WHAT YOU ARE ASKED TO DO: Separate out the lines that hold "Bluetooth".
--- start of EXERCISE MATERIALS ---
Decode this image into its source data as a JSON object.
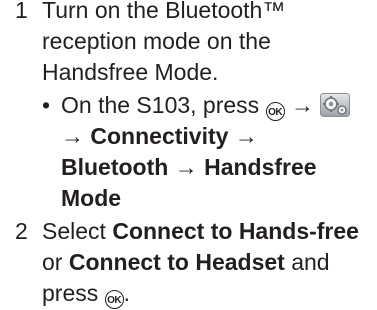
{
  "steps": [
    {
      "number": "1",
      "lines": [
        "Turn on the Bluetooth™",
        "reception mode on the",
        "Handsfree Mode."
      ],
      "bullet": "•",
      "sub": {
        "prefix": "On the S103, press",
        "arrow": "→",
        "connectivity": "Connectivity",
        "bluetooth": "Bluetooth",
        "handsfree_mode": "Handsfree",
        "mode": "Mode"
      }
    },
    {
      "number": "2",
      "select": "Select",
      "option1": "Connect to Hands-free",
      "or": "or",
      "option2": "Connect to Headset",
      "and": "and",
      "press": "press",
      "period": "."
    }
  ],
  "icons": {
    "ok_key": "OK",
    "settings": "settings-icon",
    "settings_color": "#9aa0a6"
  }
}
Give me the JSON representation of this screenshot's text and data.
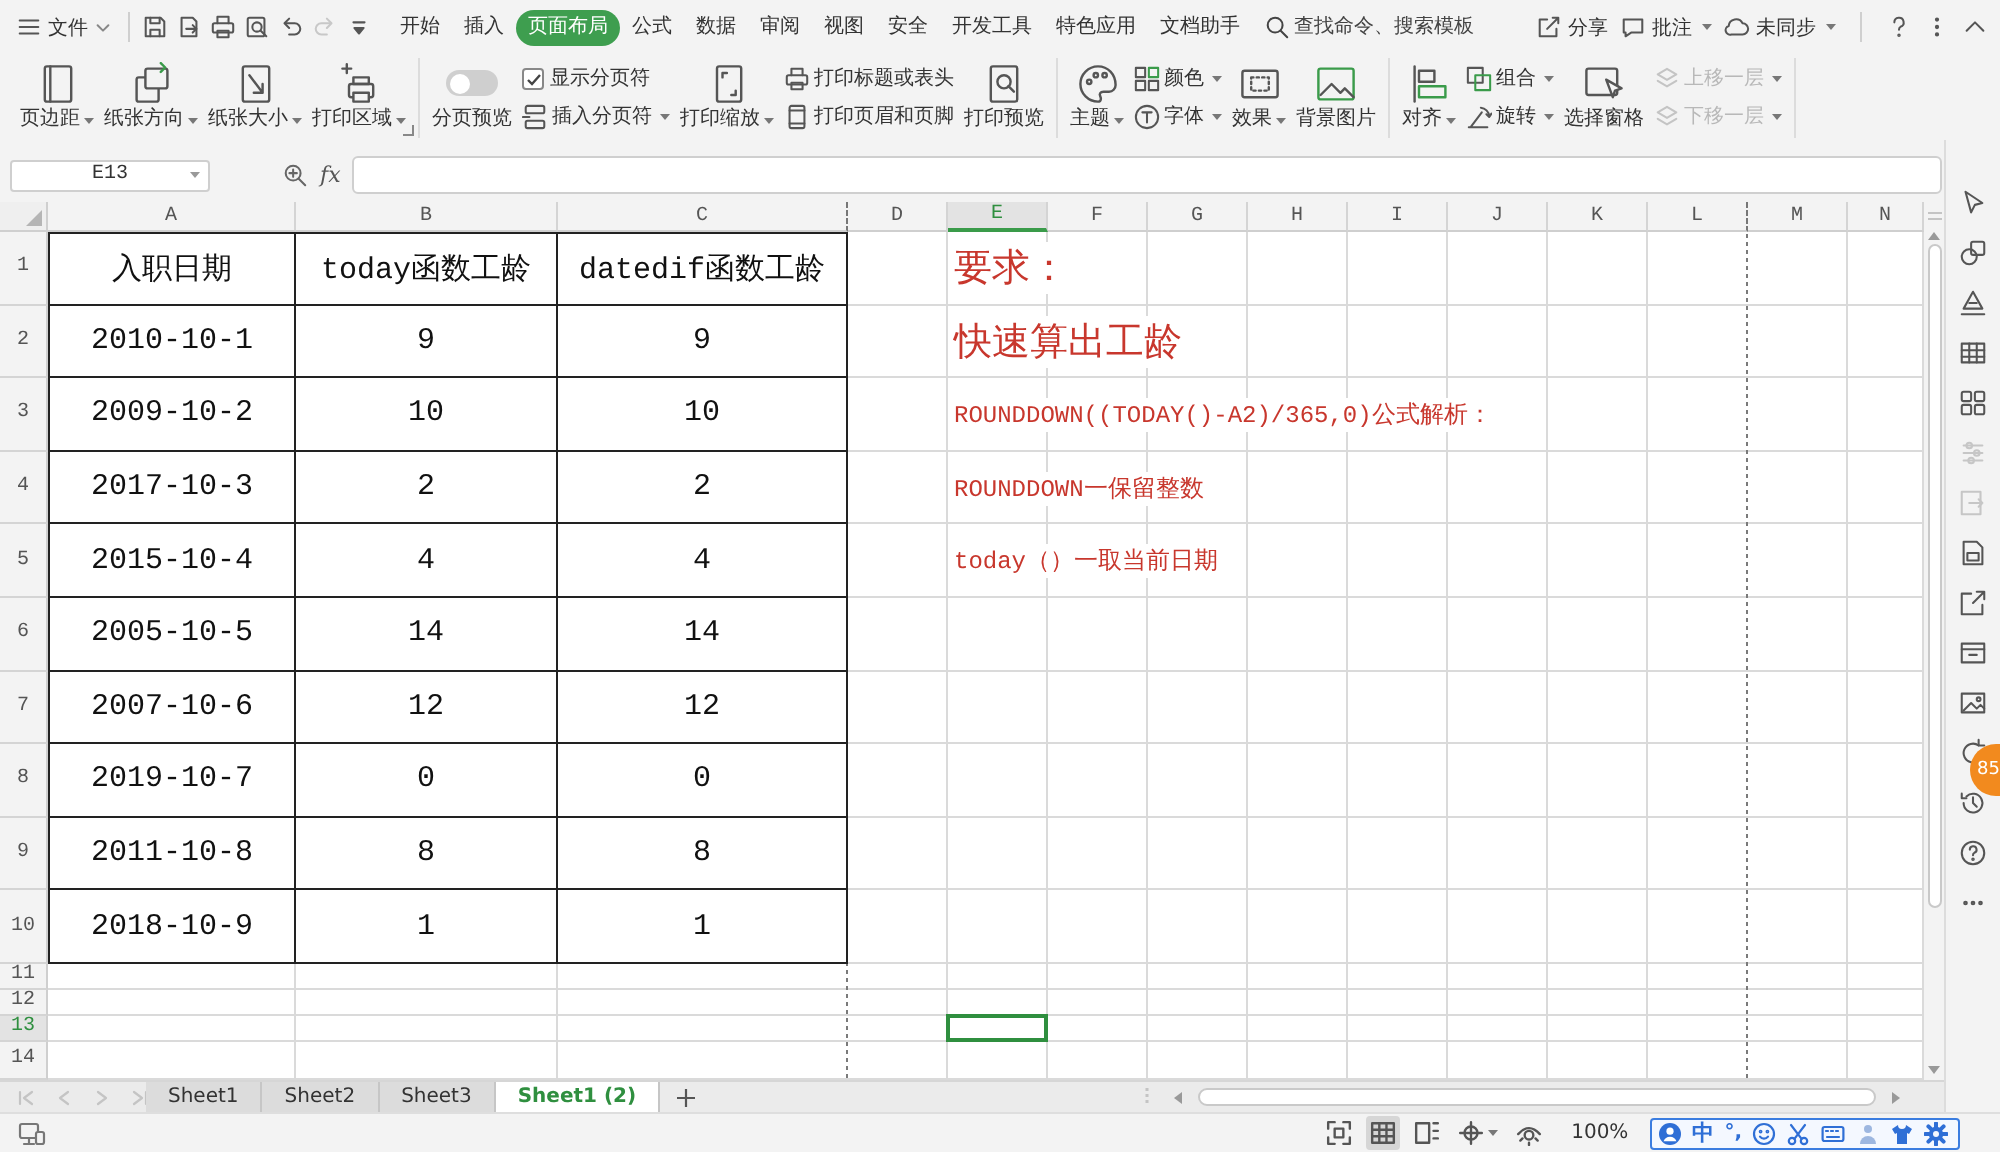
{
  "menu_bar": {
    "file_menu": "文件",
    "quick_access": [
      {
        "disabled": false
      },
      {
        "disabled": false
      },
      {
        "disabled": false
      },
      {
        "disabled": false
      },
      {
        "disabled": false
      },
      {
        "disabled": true
      },
      {
        "disabled": false
      }
    ],
    "tabs": [
      {
        "label": "开始",
        "selected": false
      },
      {
        "label": "插入",
        "selected": false
      },
      {
        "label": "页面布局",
        "selected": true
      },
      {
        "label": "公式",
        "selected": false
      },
      {
        "label": "数据",
        "selected": false
      },
      {
        "label": "审阅",
        "selected": false
      },
      {
        "label": "视图",
        "selected": false
      },
      {
        "label": "安全",
        "selected": false
      },
      {
        "label": "开发工具",
        "selected": false
      },
      {
        "label": "特色应用",
        "selected": false
      },
      {
        "label": "文档助手",
        "selected": false
      }
    ],
    "search": {
      "placeholder": "查找命令、搜索模板"
    },
    "actions": [
      {
        "label": "分享",
        "dropdown": false
      },
      {
        "label": "批注",
        "dropdown": true
      },
      {
        "label": "未同步",
        "dropdown": true
      }
    ]
  },
  "ribbon": {
    "groups": [
      {
        "items": [
          {
            "kind": "large",
            "label": "页边距",
            "dropdown": true
          },
          {
            "kind": "large",
            "label": "纸张方向",
            "dropdown": true
          },
          {
            "kind": "large",
            "label": "纸张大小",
            "dropdown": true
          },
          {
            "kind": "large",
            "label": "打印区域",
            "dropdown": true
          }
        ]
      },
      {
        "items": [
          {
            "kind": "toggle",
            "label": "分页预览",
            "on": false
          },
          {
            "kind": "stack",
            "items": [
              {
                "kind": "checkbox",
                "label": "显示分页符",
                "checked": true
              },
              {
                "kind": "small",
                "label": "插入分页符",
                "dropdown": true,
                "disabled": false
              }
            ]
          },
          {
            "kind": "large",
            "label": "打印缩放",
            "dropdown": true
          },
          {
            "kind": "stack",
            "items": [
              {
                "kind": "small",
                "label": "打印标题或表头",
                "dropdown": false,
                "disabled": false
              },
              {
                "kind": "small",
                "label": "打印页眉和页脚",
                "dropdown": false,
                "disabled": false
              }
            ]
          },
          {
            "kind": "large",
            "label": "打印预览",
            "dropdown": false
          }
        ]
      },
      {
        "items": [
          {
            "kind": "large",
            "label": "主题",
            "dropdown": true
          },
          {
            "kind": "stack",
            "items": [
              {
                "kind": "small",
                "label": "颜色",
                "dropdown": true,
                "disabled": false
              },
              {
                "kind": "small",
                "label": "字体",
                "dropdown": true,
                "disabled": false
              }
            ]
          },
          {
            "kind": "large",
            "label": "效果",
            "dropdown": true
          },
          {
            "kind": "large",
            "label": "背景图片",
            "dropdown": false
          }
        ]
      },
      {
        "items": [
          {
            "kind": "large",
            "label": "对齐",
            "dropdown": true
          },
          {
            "kind": "stack",
            "items": [
              {
                "kind": "small",
                "label": "组合",
                "dropdown": true,
                "disabled": false
              },
              {
                "kind": "small",
                "label": "旋转",
                "dropdown": true,
                "disabled": false
              }
            ]
          },
          {
            "kind": "large",
            "label": "选择窗格",
            "dropdown": false
          },
          {
            "kind": "stack",
            "items": [
              {
                "kind": "small",
                "label": "上移一层",
                "dropdown": true,
                "disabled": true
              },
              {
                "kind": "small",
                "label": "下移一层",
                "dropdown": true,
                "disabled": true
              }
            ]
          }
        ]
      }
    ]
  },
  "formula_bar": {
    "name_box": "E13",
    "function_label": "fx"
  },
  "sheet": {
    "columns": [
      {
        "label": "A",
        "selected": false,
        "page_break": false
      },
      {
        "label": "B",
        "selected": false,
        "page_break": false
      },
      {
        "label": "C",
        "selected": false,
        "page_break": true
      },
      {
        "label": "D",
        "selected": false,
        "page_break": false
      },
      {
        "label": "E",
        "selected": true,
        "page_break": false
      },
      {
        "label": "F",
        "selected": false,
        "page_break": false
      },
      {
        "label": "G",
        "selected": false,
        "page_break": false
      },
      {
        "label": "H",
        "selected": false,
        "page_break": false
      },
      {
        "label": "I",
        "selected": false,
        "page_break": false
      },
      {
        "label": "J",
        "selected": false,
        "page_break": false
      },
      {
        "label": "K",
        "selected": false,
        "page_break": false
      },
      {
        "label": "L",
        "selected": false,
        "page_break": true
      },
      {
        "label": "M",
        "selected": false,
        "page_break": false
      },
      {
        "label": "N",
        "selected": false,
        "page_break": false
      }
    ],
    "rows": [
      {
        "label": "1",
        "selected": false
      },
      {
        "label": "2",
        "selected": false
      },
      {
        "label": "3",
        "selected": false
      },
      {
        "label": "4",
        "selected": false
      },
      {
        "label": "5",
        "selected": false
      },
      {
        "label": "6",
        "selected": false
      },
      {
        "label": "7",
        "selected": false
      },
      {
        "label": "8",
        "selected": false
      },
      {
        "label": "9",
        "selected": false
      },
      {
        "label": "10",
        "selected": false
      },
      {
        "label": "11",
        "selected": false
      },
      {
        "label": "12",
        "selected": false
      },
      {
        "label": "13",
        "selected": true
      },
      {
        "label": "14",
        "selected": false
      }
    ]
  },
  "table": {
    "header": [
      "入职日期",
      "today函数工龄",
      "datedif函数工龄"
    ],
    "rows": [
      [
        "2010-10-1",
        "9",
        "9"
      ],
      [
        "2009-10-2",
        "10",
        "10"
      ],
      [
        "2017-10-3",
        "2",
        "2"
      ],
      [
        "2015-10-4",
        "4",
        "4"
      ],
      [
        "2005-10-5",
        "14",
        "14"
      ],
      [
        "2007-10-6",
        "12",
        "12"
      ],
      [
        "2019-10-7",
        "0",
        "0"
      ],
      [
        "2011-10-8",
        "8",
        "8"
      ],
      [
        "2018-10-9",
        "1",
        "1"
      ]
    ]
  },
  "notes": [
    {
      "kind": "heading",
      "text": "要求："
    },
    {
      "kind": "heading",
      "text": "快速算出工龄"
    },
    {
      "kind": "body",
      "text": "ROUNDDOWN((TODAY()-A2)/365,0)公式解析："
    },
    {
      "kind": "body",
      "text": "ROUNDDOWN一保留整数"
    },
    {
      "kind": "body",
      "text": "today（）一取当前日期"
    }
  ],
  "sheet_tabs": {
    "nav": [
      {
        "disabled": true
      },
      {
        "disabled": true
      },
      {
        "disabled": true
      },
      {
        "disabled": true
      }
    ],
    "tabs": [
      {
        "label": "Sheet1",
        "selected": false
      },
      {
        "label": "Sheet2",
        "selected": false
      },
      {
        "label": "Sheet3",
        "selected": false
      },
      {
        "label": "Sheet1 (2)",
        "selected": true
      }
    ]
  },
  "sidebar": {
    "tools": [
      {
        "disabled": false
      },
      {
        "disabled": false
      },
      {
        "disabled": false
      },
      {
        "disabled": false
      },
      {
        "disabled": false
      },
      {
        "disabled": true
      },
      {
        "disabled": true
      },
      {
        "disabled": false
      },
      {
        "disabled": false
      },
      {
        "disabled": false
      },
      {
        "disabled": false
      },
      {
        "disabled": false
      },
      {
        "disabled": false
      },
      {
        "disabled": false
      },
      {
        "disabled": false
      }
    ],
    "badge": "85"
  },
  "status_bar": {
    "views": [
      {
        "selected": false
      },
      {
        "selected": true
      },
      {
        "selected": false
      },
      {
        "selected": false
      },
      {
        "selected": false
      }
    ],
    "zoom": "100%",
    "ime": {
      "mode": "中",
      "punctuation": "°,"
    }
  }
}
--- end of EXERCISE MATERIALS ---
TASK OUTPUT:
        "Turn on the Bluetooth™",
        "bluetooth": "Bluetooth",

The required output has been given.